In the entries below, find the lines that contain the word "OTOÑO" and copy them.
** Begin Data supplied **
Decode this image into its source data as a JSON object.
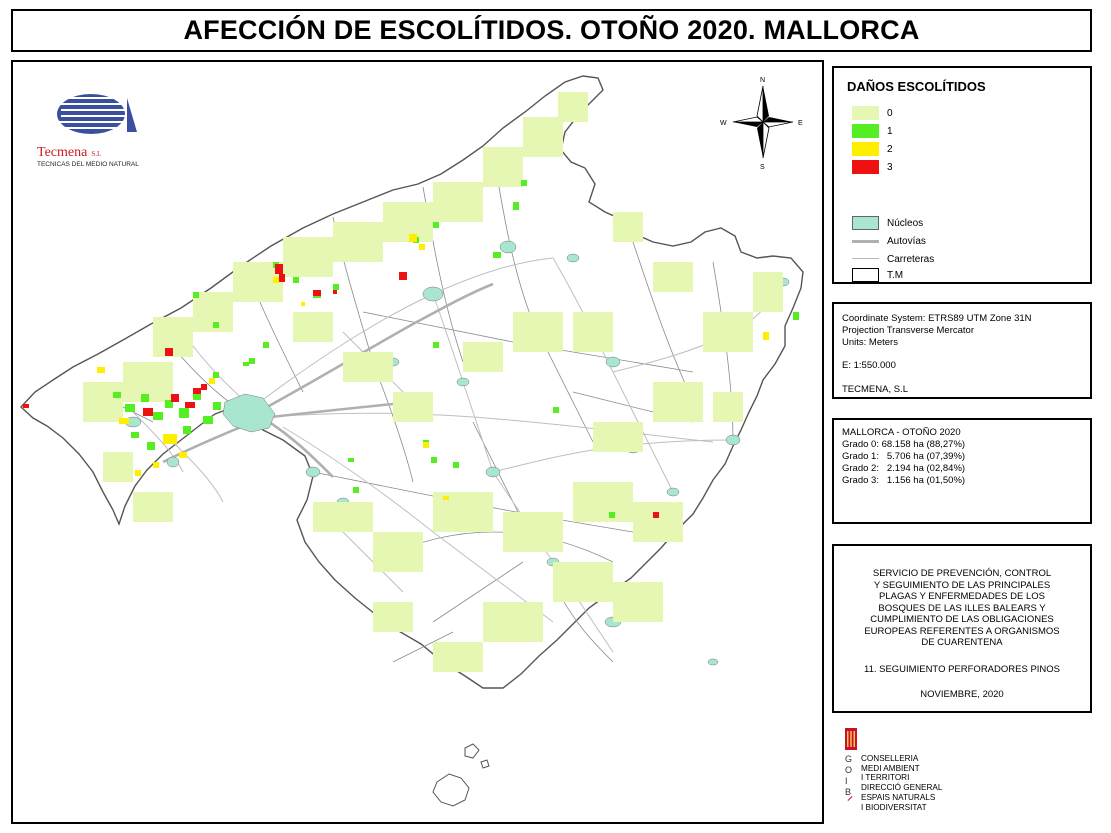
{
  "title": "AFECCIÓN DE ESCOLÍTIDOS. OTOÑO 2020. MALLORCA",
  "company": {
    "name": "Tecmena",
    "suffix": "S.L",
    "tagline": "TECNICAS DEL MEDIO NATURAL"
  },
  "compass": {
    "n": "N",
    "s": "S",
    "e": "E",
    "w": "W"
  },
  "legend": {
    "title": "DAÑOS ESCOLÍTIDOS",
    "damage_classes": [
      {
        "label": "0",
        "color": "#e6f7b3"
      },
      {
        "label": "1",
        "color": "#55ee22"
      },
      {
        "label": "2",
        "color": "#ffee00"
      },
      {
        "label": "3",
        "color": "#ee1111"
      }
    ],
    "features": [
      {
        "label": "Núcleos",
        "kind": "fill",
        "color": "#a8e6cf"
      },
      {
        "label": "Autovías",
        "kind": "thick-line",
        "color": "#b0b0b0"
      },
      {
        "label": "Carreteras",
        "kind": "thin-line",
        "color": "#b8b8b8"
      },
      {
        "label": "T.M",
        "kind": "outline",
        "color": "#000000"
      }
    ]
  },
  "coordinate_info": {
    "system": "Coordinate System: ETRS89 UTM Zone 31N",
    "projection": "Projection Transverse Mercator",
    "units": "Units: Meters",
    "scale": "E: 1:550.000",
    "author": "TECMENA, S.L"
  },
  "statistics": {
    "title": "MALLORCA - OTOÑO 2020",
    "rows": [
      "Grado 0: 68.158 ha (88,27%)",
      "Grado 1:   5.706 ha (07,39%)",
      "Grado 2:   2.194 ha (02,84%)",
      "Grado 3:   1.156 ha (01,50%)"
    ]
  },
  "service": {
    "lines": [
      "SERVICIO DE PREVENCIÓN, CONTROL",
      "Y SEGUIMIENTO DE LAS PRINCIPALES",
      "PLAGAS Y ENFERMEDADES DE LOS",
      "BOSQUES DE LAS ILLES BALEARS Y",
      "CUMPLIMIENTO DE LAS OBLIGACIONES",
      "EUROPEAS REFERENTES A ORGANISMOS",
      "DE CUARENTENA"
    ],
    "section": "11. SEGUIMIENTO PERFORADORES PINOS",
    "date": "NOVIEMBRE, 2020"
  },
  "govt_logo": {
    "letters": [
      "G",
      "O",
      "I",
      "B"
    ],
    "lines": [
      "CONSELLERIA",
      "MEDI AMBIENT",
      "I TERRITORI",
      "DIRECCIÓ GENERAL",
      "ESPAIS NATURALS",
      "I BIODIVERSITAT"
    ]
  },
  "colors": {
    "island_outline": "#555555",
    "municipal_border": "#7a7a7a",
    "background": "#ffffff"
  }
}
** End Data supplied **
> [Solution for this problem]
  "title": "AFECCIÓN DE ESCOLÍTIDOS. OTOÑO 2020. MALLORCA",
    "title": "MALLORCA - OTOÑO 2020",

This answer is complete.